[The task] Output all of the entries exactly as written.
====== Data for the task ======
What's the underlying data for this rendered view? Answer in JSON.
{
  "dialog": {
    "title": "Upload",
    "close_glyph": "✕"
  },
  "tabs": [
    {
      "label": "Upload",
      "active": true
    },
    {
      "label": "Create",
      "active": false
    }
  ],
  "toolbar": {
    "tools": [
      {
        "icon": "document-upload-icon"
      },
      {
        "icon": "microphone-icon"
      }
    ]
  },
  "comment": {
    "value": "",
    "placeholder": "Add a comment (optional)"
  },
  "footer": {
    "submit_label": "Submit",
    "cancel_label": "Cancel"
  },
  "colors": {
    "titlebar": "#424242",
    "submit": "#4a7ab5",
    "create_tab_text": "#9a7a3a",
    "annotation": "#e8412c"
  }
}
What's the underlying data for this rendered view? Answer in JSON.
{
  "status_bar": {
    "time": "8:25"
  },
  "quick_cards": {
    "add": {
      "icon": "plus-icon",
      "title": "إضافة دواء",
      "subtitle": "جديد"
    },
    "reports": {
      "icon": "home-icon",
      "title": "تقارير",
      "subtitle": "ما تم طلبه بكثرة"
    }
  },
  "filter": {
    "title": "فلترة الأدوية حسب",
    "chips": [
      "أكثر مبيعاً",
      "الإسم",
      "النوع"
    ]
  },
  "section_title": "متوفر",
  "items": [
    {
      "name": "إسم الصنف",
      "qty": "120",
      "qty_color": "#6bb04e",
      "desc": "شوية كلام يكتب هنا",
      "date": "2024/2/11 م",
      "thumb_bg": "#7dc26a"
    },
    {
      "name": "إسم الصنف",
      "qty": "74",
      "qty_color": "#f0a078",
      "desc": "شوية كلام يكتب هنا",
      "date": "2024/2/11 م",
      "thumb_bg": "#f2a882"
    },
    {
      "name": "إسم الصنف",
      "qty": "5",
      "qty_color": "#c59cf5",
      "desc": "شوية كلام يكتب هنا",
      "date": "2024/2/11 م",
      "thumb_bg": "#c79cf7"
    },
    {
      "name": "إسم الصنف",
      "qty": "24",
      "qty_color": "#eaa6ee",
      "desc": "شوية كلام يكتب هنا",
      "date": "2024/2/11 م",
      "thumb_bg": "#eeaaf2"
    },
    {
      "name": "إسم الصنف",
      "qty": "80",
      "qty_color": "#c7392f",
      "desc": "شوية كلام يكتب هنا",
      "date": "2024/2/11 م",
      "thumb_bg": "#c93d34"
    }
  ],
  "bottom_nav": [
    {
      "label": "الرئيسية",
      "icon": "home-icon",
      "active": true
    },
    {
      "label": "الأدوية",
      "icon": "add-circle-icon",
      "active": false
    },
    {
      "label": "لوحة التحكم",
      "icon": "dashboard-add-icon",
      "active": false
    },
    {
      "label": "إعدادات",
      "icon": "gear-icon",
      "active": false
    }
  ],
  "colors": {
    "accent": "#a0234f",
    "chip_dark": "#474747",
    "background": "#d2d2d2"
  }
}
======
[Exercise response]
What's the underlying data for this rendered view? Answer in JSON.
{
  "dialog": {
    "title": "Upload",
    "close_glyph": "✕"
  },
  "tabs": [
    {
      "label": "Upload",
      "active": true
    },
    {
      "label": "Create",
      "active": false
    }
  ],
  "toolbar": {
    "tools": [
      {
        "icon": "document-upload-icon"
      },
      {
        "icon": "microphone-icon"
      }
    ]
  },
  "comment": {
    "value": "",
    "placeholder": "Add a comment (optional)"
  },
  "footer": {
    "submit_label": "Submit",
    "cancel_label": "Cancel"
  },
  "colors": {
    "titlebar": "#424242",
    "submit": "#4a7ab5",
    "create_tab_text": "#9a7a3a",
    "annotation": "#e8412c"
  }
}
What's the underlying data for this rendered view? Answer in JSON.
{
  "status_bar": {
    "time": "8:25"
  },
  "quick_cards": {
    "add": {
      "icon": "plus-icon",
      "title": "إضافة دواء",
      "subtitle": "جديد"
    },
    "reports": {
      "icon": "home-icon",
      "title": "تقارير",
      "subtitle": "ما تم طلبه بكثرة"
    }
  },
  "filter": {
    "title": "فلترة الأدوية حسب",
    "chips": [
      "أكثر مبيعاً",
      "الإسم",
      "النوع"
    ]
  },
  "section_title": "متوفر",
  "items": [
    {
      "name": "إسم الصنف",
      "qty": "120",
      "qty_color": "#6bb04e",
      "desc": "شوية كلام يكتب هنا",
      "date": "2024/2/11 م",
      "thumb_bg": "#7dc26a"
    },
    {
      "name": "إسم الصنف",
      "qty": "74",
      "qty_color": "#f0a078",
      "desc": "شوية كلام يكتب هنا",
      "date": "2024/2/11 م",
      "thumb_bg": "#f2a882"
    },
    {
      "name": "إسم الصنف",
      "qty": "5",
      "qty_color": "#c59cf5",
      "desc": "شوية كلام يكتب هنا",
      "date": "2024/2/11 م",
      "thumb_bg": "#c79cf7"
    },
    {
      "name": "إسم الصنف",
      "qty": "24",
      "qty_color": "#eaa6ee",
      "desc": "شوية كلام يكتب هنا",
      "date": "2024/2/11 م",
      "thumb_bg": "#eeaaf2"
    },
    {
      "name": "إسم الصنف",
      "qty": "80",
      "qty_color": "#c7392f",
      "desc": "شوية كلام يكتب هنا",
      "date": "2024/2/11 م",
      "thumb_bg": "#c93d34"
    }
  ],
  "bottom_nav": [
    {
      "label": "الرئيسية",
      "icon": "home-icon",
      "active": true
    },
    {
      "label": "الأدوية",
      "icon": "add-circle-icon",
      "active": false
    },
    {
      "label": "لوحة التحكم",
      "icon": "dashboard-add-icon",
      "active": false
    },
    {
      "label": "إعدادات",
      "icon": "gear-icon",
      "active": false
    }
  ],
  "colors": {
    "accent": "#a0234f",
    "chip_dark": "#474747",
    "background": "#d2d2d2"
  }
}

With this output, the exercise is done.